**Task statement:** Rename "settings-more-button" to "options-menu-button" in the lines running from the start of the entries through the line that contains "profile-avatar[interactable] [1048, 36, 1086, 74]", and give back only those lines with everything else left unchanged.

**Spatial annotation entries:**

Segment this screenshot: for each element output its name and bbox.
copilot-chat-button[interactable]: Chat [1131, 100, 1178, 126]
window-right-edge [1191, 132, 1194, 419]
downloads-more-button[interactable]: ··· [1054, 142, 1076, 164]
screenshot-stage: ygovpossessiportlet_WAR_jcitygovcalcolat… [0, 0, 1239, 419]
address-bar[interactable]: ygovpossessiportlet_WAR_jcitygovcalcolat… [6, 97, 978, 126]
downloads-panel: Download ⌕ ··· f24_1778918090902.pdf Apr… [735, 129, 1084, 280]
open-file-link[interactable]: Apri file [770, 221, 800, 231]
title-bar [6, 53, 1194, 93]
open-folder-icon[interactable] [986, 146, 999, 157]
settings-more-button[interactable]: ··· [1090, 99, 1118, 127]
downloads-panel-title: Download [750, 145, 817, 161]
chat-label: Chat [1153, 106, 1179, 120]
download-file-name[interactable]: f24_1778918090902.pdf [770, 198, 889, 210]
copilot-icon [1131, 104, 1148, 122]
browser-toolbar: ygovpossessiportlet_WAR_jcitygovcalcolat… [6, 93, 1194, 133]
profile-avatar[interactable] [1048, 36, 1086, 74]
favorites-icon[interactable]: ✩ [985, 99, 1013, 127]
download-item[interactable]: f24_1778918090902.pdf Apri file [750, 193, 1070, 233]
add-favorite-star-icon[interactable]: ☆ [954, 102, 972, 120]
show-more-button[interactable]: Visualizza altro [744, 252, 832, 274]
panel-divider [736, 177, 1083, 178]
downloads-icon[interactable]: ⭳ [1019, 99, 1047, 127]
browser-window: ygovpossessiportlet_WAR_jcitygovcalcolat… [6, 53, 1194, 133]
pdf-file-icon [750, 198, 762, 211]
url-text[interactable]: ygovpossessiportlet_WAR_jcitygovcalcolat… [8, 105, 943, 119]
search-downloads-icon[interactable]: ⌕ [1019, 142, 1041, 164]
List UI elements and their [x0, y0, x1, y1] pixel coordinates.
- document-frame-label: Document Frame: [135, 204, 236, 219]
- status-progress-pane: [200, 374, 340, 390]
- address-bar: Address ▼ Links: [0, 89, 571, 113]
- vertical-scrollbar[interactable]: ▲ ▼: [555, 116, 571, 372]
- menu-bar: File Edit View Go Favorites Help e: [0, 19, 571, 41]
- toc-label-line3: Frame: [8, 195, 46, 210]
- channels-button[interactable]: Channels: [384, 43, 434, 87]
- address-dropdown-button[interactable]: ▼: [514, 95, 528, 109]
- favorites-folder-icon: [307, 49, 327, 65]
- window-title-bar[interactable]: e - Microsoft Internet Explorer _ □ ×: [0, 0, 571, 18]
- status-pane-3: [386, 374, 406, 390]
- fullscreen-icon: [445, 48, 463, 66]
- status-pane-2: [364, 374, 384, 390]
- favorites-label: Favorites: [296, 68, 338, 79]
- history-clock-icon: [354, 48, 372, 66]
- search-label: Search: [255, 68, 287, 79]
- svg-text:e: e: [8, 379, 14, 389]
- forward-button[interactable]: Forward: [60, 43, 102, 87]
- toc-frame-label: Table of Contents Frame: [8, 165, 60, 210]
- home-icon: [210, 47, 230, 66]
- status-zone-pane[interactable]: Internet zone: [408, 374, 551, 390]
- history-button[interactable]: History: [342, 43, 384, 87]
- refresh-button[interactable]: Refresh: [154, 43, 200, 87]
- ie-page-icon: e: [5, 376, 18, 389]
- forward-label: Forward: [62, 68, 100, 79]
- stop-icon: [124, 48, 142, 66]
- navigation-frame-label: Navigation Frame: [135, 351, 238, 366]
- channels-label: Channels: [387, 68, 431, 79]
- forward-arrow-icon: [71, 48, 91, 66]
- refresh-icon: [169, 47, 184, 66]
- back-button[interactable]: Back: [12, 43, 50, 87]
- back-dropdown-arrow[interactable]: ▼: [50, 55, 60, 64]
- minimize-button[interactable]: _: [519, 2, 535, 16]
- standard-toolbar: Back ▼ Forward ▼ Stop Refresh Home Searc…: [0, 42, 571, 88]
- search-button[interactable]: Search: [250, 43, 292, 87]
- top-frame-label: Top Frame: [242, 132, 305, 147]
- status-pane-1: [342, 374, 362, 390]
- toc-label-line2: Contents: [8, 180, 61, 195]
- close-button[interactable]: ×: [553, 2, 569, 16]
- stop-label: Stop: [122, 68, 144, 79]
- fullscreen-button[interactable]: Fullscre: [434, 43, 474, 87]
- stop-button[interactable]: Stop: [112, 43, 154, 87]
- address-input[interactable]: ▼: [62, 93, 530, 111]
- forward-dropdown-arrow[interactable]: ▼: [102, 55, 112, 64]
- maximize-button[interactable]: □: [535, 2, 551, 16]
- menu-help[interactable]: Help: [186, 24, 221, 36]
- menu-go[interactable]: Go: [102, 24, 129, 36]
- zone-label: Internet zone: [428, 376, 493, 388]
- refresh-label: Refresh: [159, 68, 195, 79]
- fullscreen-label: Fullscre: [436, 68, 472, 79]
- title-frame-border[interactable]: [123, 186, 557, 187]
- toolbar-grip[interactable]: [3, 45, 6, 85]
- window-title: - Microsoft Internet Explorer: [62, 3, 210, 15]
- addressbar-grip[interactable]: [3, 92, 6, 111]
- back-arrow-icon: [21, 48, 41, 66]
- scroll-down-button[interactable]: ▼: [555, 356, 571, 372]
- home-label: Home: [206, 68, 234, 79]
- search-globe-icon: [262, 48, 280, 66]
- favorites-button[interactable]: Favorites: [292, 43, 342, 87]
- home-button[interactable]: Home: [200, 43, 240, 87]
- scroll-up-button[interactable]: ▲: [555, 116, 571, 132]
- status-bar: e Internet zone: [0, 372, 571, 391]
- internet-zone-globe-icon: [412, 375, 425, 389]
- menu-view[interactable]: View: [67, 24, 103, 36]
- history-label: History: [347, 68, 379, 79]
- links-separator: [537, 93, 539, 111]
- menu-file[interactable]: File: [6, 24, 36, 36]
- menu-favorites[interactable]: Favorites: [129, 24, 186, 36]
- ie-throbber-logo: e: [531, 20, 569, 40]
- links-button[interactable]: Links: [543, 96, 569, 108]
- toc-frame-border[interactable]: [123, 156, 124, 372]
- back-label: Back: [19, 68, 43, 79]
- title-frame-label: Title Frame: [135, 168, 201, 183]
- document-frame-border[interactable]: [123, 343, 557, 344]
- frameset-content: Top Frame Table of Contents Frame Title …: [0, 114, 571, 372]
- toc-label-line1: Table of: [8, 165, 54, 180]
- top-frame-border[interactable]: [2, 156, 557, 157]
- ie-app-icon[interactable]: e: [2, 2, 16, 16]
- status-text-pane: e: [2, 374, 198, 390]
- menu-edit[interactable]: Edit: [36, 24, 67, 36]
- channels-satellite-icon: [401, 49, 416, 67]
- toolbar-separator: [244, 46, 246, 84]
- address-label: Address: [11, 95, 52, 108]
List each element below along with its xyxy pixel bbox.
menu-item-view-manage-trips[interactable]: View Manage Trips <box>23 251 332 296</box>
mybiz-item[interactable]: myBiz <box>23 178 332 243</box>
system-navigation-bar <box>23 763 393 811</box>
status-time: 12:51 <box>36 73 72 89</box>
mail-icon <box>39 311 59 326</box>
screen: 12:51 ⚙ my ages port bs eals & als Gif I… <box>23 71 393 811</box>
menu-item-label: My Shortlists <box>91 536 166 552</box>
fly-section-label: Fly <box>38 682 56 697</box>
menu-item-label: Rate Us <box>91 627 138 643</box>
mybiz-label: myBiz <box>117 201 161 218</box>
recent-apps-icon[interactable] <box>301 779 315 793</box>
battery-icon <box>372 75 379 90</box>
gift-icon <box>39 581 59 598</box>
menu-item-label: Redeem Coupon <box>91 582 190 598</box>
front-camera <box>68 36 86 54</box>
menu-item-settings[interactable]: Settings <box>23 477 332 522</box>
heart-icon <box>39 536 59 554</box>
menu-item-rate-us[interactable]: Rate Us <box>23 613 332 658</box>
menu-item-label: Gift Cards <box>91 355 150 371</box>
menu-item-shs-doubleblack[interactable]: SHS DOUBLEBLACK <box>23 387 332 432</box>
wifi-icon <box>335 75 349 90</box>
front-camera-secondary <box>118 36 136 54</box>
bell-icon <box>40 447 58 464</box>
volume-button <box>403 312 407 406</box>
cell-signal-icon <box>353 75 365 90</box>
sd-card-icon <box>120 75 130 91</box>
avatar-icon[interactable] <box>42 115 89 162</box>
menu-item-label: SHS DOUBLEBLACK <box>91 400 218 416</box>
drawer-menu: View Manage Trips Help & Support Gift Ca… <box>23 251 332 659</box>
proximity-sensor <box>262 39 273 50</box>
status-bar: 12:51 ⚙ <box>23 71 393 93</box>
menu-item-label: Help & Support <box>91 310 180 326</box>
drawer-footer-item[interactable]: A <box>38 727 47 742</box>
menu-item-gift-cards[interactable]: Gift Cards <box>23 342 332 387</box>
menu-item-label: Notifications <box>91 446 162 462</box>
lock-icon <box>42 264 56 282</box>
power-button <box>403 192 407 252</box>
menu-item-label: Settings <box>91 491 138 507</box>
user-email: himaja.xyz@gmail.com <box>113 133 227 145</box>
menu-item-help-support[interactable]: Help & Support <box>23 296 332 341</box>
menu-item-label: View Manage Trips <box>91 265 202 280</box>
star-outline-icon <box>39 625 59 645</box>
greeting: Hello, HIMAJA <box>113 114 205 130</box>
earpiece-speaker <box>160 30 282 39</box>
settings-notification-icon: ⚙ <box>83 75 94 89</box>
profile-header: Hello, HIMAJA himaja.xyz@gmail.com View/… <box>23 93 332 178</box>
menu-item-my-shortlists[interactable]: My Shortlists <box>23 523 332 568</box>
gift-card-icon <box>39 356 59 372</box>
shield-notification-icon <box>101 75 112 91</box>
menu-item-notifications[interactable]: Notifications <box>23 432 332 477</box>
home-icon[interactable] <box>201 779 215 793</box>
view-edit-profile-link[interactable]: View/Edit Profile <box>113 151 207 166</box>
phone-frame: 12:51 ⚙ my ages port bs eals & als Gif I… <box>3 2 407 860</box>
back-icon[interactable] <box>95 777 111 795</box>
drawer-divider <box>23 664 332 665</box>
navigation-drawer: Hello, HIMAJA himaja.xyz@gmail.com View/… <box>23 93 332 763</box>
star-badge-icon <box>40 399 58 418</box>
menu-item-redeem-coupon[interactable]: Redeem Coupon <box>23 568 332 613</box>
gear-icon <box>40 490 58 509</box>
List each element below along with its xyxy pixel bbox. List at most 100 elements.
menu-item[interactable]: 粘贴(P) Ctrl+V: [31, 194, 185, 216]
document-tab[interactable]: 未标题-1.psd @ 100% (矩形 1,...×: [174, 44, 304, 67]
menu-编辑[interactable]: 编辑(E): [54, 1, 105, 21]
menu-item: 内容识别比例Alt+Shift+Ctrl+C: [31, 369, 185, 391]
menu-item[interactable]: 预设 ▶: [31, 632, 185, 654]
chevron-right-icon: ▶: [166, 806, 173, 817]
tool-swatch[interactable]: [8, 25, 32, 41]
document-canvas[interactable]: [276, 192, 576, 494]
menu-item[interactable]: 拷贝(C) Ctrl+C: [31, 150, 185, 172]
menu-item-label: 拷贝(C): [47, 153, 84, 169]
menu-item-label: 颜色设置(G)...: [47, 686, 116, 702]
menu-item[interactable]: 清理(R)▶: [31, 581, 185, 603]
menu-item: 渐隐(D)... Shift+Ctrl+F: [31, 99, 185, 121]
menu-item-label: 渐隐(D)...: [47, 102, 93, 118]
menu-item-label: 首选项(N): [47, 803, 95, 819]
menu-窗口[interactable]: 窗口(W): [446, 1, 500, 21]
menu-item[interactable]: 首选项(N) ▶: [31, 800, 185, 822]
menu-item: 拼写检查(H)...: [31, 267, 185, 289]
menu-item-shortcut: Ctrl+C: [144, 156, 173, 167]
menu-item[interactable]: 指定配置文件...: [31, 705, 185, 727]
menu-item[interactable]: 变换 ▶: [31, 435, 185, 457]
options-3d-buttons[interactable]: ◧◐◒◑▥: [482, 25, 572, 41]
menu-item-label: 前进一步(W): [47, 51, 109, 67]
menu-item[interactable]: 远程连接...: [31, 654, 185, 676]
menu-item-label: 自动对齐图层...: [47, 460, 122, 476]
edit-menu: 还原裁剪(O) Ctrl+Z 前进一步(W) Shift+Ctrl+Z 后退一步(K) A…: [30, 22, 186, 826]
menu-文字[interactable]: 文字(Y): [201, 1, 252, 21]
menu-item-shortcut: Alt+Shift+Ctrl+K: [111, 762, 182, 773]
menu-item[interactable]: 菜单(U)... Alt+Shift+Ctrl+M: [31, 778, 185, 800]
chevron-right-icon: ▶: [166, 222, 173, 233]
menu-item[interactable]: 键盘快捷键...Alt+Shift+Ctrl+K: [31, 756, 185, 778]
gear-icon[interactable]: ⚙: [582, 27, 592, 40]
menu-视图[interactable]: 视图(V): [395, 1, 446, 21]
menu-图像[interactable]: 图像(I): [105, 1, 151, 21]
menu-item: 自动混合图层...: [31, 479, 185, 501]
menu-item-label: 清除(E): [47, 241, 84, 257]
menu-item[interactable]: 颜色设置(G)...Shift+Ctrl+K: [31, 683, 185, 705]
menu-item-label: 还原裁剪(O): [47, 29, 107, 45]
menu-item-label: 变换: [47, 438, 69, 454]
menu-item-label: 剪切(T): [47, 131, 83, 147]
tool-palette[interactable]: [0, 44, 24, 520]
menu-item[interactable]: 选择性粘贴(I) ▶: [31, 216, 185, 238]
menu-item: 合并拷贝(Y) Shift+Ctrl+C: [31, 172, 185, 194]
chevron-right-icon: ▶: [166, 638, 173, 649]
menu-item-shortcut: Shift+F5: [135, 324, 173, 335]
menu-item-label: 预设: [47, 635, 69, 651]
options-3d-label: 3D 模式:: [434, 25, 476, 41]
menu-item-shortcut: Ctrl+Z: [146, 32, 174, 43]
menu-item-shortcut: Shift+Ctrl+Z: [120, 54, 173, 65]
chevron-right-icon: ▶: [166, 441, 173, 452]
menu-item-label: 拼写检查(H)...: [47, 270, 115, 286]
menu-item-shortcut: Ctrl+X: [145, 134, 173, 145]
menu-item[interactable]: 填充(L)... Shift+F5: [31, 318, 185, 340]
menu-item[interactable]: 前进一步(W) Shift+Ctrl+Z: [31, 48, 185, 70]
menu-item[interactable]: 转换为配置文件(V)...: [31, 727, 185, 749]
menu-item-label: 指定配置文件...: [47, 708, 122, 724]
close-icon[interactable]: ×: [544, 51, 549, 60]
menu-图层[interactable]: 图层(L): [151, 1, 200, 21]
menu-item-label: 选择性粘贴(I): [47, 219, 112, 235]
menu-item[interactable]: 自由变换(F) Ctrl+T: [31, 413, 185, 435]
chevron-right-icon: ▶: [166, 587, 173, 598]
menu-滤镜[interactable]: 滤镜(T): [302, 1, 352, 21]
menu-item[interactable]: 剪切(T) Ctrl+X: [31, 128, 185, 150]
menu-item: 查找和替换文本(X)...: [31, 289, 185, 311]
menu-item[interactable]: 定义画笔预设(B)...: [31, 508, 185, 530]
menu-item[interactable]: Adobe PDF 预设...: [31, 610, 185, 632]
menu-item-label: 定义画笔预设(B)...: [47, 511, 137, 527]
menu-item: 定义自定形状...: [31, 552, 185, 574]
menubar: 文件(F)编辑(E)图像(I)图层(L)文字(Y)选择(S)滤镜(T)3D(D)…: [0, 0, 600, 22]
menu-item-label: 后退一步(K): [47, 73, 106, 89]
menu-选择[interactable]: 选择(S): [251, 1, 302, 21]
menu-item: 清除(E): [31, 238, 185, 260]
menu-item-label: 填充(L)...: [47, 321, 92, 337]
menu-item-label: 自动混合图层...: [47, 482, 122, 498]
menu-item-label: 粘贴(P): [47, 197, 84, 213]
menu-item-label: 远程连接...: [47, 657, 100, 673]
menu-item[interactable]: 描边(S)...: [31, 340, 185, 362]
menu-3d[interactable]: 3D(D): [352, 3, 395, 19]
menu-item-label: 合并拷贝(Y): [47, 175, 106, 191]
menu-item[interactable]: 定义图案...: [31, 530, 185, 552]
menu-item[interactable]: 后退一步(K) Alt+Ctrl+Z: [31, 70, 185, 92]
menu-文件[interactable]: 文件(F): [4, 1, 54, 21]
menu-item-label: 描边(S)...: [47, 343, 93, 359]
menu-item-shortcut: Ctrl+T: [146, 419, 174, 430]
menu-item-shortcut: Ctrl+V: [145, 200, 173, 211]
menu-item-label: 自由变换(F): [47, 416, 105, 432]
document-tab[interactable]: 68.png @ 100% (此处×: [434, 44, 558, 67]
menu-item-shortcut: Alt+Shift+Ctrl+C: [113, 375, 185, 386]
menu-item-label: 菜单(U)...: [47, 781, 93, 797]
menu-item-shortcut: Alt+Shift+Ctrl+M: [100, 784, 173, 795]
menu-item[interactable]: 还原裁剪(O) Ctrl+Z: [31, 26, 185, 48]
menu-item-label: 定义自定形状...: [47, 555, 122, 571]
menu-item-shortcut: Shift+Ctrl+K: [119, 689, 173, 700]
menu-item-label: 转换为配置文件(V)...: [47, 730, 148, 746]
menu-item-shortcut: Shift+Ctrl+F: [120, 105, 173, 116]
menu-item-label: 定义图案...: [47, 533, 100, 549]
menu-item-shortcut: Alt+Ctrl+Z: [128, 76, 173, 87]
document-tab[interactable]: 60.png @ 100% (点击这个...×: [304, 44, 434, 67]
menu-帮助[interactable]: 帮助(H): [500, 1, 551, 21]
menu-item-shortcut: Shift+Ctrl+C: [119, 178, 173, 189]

**Complete output:**
Segment this screenshot: for each element output its name and bbox.
copilot-chat-button[interactable]: Chat [1131, 100, 1178, 126]
window-right-edge [1191, 132, 1194, 419]
downloads-more-button[interactable]: ··· [1054, 142, 1076, 164]
screenshot-stage: ygovpossessiportlet_WAR_jcitygovcalcolat… [0, 0, 1239, 419]
address-bar[interactable]: ygovpossessiportlet_WAR_jcitygovcalcolat… [6, 97, 978, 126]
downloads-panel: Download ⌕ ··· f24_1778918090902.pdf Apr… [735, 129, 1084, 280]
open-file-link[interactable]: Apri file [770, 221, 800, 231]
title-bar [6, 53, 1194, 93]
open-folder-icon[interactable] [986, 146, 999, 157]
options-menu-button[interactable]: ··· [1090, 99, 1118, 127]
downloads-panel-title: Download [750, 145, 817, 161]
chat-label: Chat [1153, 106, 1179, 120]
download-file-name[interactable]: f24_1778918090902.pdf [770, 198, 889, 210]
copilot-icon [1131, 104, 1148, 122]
browser-toolbar: ygovpossessiportlet_WAR_jcitygovcalcolat… [6, 93, 1194, 133]
profile-avatar[interactable] [1048, 36, 1086, 74]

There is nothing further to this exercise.